Given records ->
● ● ● ●
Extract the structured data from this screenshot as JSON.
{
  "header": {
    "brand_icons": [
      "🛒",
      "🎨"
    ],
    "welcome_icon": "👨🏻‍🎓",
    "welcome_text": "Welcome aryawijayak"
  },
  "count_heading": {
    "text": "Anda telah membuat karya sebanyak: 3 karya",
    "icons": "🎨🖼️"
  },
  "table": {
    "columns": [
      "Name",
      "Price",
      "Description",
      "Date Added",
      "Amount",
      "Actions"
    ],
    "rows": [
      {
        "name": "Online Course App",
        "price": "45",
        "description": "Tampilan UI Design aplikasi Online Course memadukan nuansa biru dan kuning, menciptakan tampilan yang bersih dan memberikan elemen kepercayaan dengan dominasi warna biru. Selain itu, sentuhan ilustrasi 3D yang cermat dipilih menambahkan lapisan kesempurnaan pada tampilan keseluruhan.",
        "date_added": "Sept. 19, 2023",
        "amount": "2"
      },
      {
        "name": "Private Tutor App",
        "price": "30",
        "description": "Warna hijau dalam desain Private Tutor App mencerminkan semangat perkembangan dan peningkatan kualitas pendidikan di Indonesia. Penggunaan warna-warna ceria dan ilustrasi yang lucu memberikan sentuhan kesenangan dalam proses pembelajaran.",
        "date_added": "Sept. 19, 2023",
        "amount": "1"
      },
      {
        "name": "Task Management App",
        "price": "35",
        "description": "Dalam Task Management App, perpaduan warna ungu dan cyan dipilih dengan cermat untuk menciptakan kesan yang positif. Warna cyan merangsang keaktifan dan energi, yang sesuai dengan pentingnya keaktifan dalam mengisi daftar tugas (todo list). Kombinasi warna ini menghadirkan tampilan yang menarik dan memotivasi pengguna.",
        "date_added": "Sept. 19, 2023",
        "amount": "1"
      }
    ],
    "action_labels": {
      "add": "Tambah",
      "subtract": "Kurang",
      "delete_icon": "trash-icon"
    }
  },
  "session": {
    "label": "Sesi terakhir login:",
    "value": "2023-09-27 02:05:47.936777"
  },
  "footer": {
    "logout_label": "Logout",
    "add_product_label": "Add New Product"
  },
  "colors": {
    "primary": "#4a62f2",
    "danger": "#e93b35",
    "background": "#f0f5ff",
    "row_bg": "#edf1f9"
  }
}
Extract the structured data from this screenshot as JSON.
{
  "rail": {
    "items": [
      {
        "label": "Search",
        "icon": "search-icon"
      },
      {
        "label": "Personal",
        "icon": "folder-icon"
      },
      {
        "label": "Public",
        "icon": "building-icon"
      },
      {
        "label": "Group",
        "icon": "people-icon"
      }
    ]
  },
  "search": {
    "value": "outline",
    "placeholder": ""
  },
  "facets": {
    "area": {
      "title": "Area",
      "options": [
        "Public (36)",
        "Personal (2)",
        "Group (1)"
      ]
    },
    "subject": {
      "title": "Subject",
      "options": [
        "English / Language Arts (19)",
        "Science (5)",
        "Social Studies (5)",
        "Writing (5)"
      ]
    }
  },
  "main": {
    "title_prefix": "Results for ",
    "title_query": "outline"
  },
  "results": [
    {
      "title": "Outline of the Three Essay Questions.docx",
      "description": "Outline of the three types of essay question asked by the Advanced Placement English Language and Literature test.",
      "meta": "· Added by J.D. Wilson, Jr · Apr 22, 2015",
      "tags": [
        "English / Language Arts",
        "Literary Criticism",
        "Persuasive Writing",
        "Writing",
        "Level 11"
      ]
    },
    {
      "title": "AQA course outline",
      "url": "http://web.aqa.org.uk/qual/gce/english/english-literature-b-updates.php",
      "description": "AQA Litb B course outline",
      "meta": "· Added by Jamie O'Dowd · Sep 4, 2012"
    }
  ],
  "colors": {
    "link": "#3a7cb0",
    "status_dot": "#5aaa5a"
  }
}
● ● ● ●
Goal -> List the lines of the records where "meta" occurs.

Written response ->
      "meta": "· Added by J.D. Wilson, Jr · Apr 22, 2015",
      "meta": "· Added by Jamie O'Dowd · Sep 4, 2012"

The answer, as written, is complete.